::: EXERCISE INPUTS :::

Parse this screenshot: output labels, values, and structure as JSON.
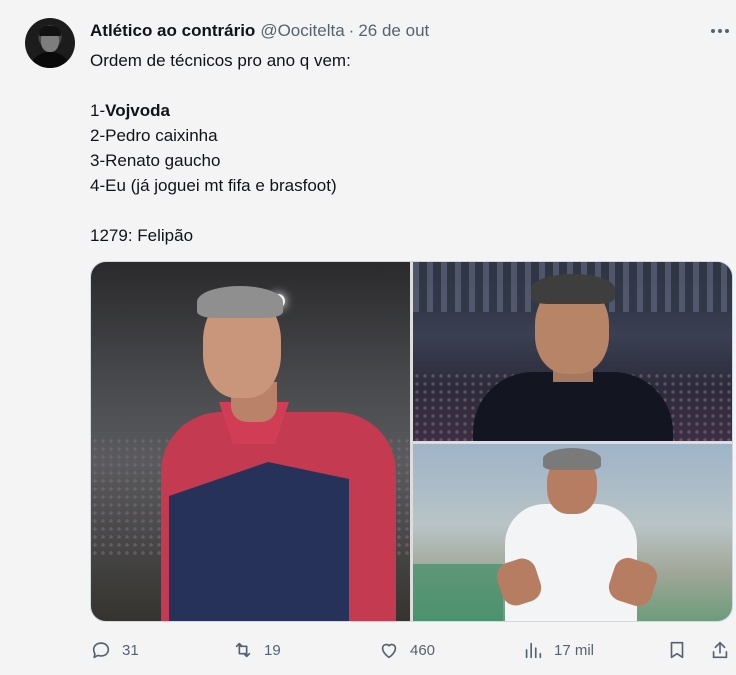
{
  "tweet": {
    "author": {
      "display_name": "Atlético ao contrário",
      "handle": "@Oocitelta",
      "separator": "·",
      "date": "26 de out"
    },
    "lines": [
      {
        "type": "text",
        "text": "Ordem de técnicos pro ano q vem:"
      },
      {
        "type": "blank"
      },
      {
        "type": "rich",
        "prefix": "1-",
        "bold": "Vojvoda"
      },
      {
        "type": "text",
        "text": "2-Pedro caixinha"
      },
      {
        "type": "text",
        "text": "3-Renato gaucho"
      },
      {
        "type": "text",
        "text": "4-Eu (já joguei mt fifa e brasfoot)"
      },
      {
        "type": "blank"
      },
      {
        "type": "text",
        "text": "1279: Felipão"
      }
    ],
    "media": [
      "coach-photo-vojvoda",
      "coach-photo-pedro-caixinha",
      "coach-photo-renato-gaucho"
    ],
    "actions": {
      "replies": "31",
      "reposts": "19",
      "likes": "460",
      "views": "17 mil"
    },
    "colors": {
      "text": "#0f1419",
      "secondary": "#536471",
      "background": "#f4f4f5"
    }
  }
}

:::

> [EXERCISE DESCRIPTION] Each entry above is to be written out again unchanged, apart from the pictures, which are left out.

> [RESPONSE]
Parse this screenshot: output labels, values, and structure as JSON.
{
  "tweet": {
    "author": {
      "display_name": "Atlético ao contrário",
      "handle": "@Oocitelta",
      "separator": "·",
      "date": "26 de out"
    },
    "lines": [
      {
        "type": "text",
        "text": "Ordem de técnicos pro ano q vem:"
      },
      {
        "type": "blank"
      },
      {
        "type": "rich",
        "prefix": "1-",
        "bold": "Vojvoda"
      },
      {
        "type": "text",
        "text": "2-Pedro caixinha"
      },
      {
        "type": "text",
        "text": "3-Renato gaucho"
      },
      {
        "type": "text",
        "text": "4-Eu (já joguei mt fifa e brasfoot)"
      },
      {
        "type": "blank"
      },
      {
        "type": "text",
        "text": "1279: Felipão"
      }
    ],
    "media": [
      "coach-photo-vojvoda",
      "coach-photo-pedro-caixinha",
      "coach-photo-renato-gaucho"
    ],
    "actions": {
      "replies": "31",
      "reposts": "19",
      "likes": "460",
      "views": "17 mil"
    },
    "colors": {
      "text": "#0f1419",
      "secondary": "#536471",
      "background": "#f4f4f5"
    }
  }
}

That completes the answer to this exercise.